• **Exercise instructions**: Copy out the lines of the records from the one containing "Text: S: S — [151, 110, 160, 122]" through the one containing "Text: -H: -H — [193, 93, 204, 103]", both included, with nothing else.

• **Available data**:
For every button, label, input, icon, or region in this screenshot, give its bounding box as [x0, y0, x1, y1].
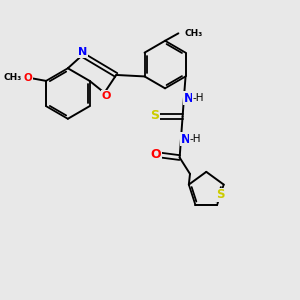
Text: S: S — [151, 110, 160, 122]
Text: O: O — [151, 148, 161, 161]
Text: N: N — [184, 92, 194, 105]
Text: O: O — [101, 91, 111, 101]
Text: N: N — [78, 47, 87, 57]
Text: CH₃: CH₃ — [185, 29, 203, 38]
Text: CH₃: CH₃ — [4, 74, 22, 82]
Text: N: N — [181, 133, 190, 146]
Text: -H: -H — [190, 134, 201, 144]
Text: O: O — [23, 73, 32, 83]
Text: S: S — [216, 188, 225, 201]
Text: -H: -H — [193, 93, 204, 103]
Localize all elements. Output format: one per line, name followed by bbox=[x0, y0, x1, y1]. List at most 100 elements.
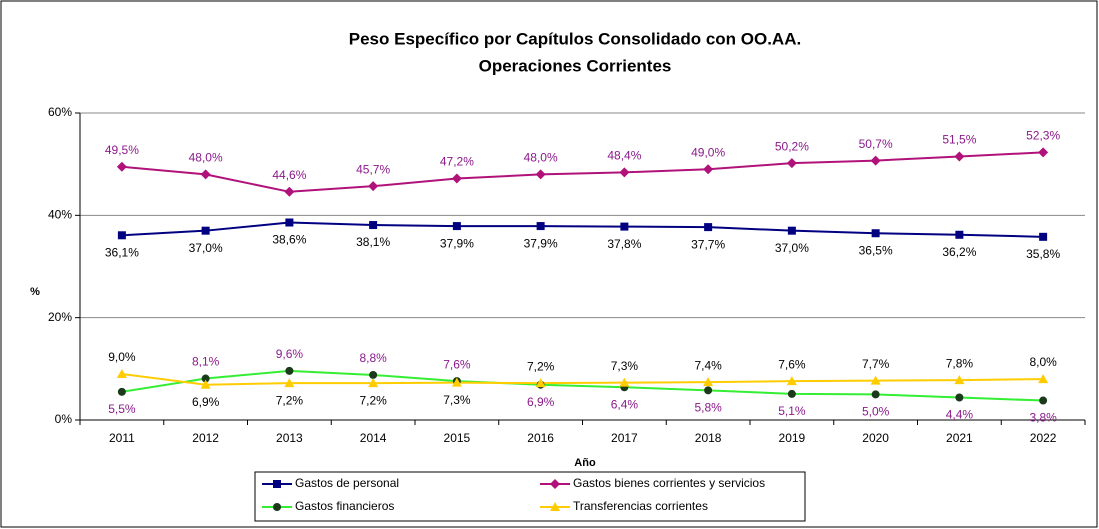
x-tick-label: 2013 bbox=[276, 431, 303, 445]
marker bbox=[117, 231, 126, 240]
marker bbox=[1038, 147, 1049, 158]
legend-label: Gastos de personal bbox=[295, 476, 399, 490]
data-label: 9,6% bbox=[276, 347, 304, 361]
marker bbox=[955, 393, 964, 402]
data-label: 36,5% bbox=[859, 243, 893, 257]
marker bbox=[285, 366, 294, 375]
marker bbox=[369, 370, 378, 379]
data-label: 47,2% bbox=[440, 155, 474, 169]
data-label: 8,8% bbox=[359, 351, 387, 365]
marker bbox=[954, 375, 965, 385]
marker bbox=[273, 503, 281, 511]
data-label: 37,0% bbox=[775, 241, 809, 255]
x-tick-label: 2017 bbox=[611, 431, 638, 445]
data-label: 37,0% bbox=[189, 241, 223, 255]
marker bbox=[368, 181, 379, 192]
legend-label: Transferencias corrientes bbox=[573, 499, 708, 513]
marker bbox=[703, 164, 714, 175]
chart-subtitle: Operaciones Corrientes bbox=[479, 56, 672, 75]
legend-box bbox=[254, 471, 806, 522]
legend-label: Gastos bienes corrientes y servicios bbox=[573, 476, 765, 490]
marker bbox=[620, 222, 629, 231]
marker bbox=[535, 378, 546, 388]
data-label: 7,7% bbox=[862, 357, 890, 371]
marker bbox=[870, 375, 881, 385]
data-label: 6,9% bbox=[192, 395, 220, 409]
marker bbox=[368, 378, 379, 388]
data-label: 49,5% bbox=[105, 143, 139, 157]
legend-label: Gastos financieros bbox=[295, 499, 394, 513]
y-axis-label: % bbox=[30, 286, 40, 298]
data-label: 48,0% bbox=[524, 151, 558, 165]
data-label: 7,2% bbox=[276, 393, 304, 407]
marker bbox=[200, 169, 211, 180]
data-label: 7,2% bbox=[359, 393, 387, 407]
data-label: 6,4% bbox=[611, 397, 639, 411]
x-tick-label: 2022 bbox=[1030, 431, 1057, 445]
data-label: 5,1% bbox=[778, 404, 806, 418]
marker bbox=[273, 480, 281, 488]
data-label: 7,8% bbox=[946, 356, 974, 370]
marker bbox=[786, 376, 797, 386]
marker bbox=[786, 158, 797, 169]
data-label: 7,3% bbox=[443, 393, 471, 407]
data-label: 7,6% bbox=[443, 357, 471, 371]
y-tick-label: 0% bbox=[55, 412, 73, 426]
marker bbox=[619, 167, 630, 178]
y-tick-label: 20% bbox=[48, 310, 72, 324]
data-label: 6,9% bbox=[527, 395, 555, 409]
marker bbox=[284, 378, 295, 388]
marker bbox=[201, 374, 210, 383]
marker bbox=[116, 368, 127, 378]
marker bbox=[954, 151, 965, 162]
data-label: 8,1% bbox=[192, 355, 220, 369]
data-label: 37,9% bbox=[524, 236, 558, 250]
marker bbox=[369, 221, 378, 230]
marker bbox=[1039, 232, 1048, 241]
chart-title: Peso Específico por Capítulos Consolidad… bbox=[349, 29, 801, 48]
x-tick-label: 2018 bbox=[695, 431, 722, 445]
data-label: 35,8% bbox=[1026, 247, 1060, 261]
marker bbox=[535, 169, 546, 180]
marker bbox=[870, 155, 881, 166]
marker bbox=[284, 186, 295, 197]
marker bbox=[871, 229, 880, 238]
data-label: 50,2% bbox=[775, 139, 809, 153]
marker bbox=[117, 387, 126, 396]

• **Response for this exercise**:
Text: S: S — [151, 110, 160, 122]
Text: O: O — [151, 148, 161, 161]
Text: N: N — [184, 92, 194, 105]
Text: O: O — [101, 91, 111, 101]
Text: N: N — [78, 47, 87, 57]
Text: CH₃: CH₃ — [185, 29, 203, 38]
Text: CH₃: CH₃ — [4, 74, 22, 82]
Text: N: N — [181, 133, 190, 146]
Text: -H: -H — [190, 134, 201, 144]
Text: O: O — [23, 73, 32, 83]
Text: S: S — [216, 188, 225, 201]
Text: -H: -H — [193, 93, 204, 103]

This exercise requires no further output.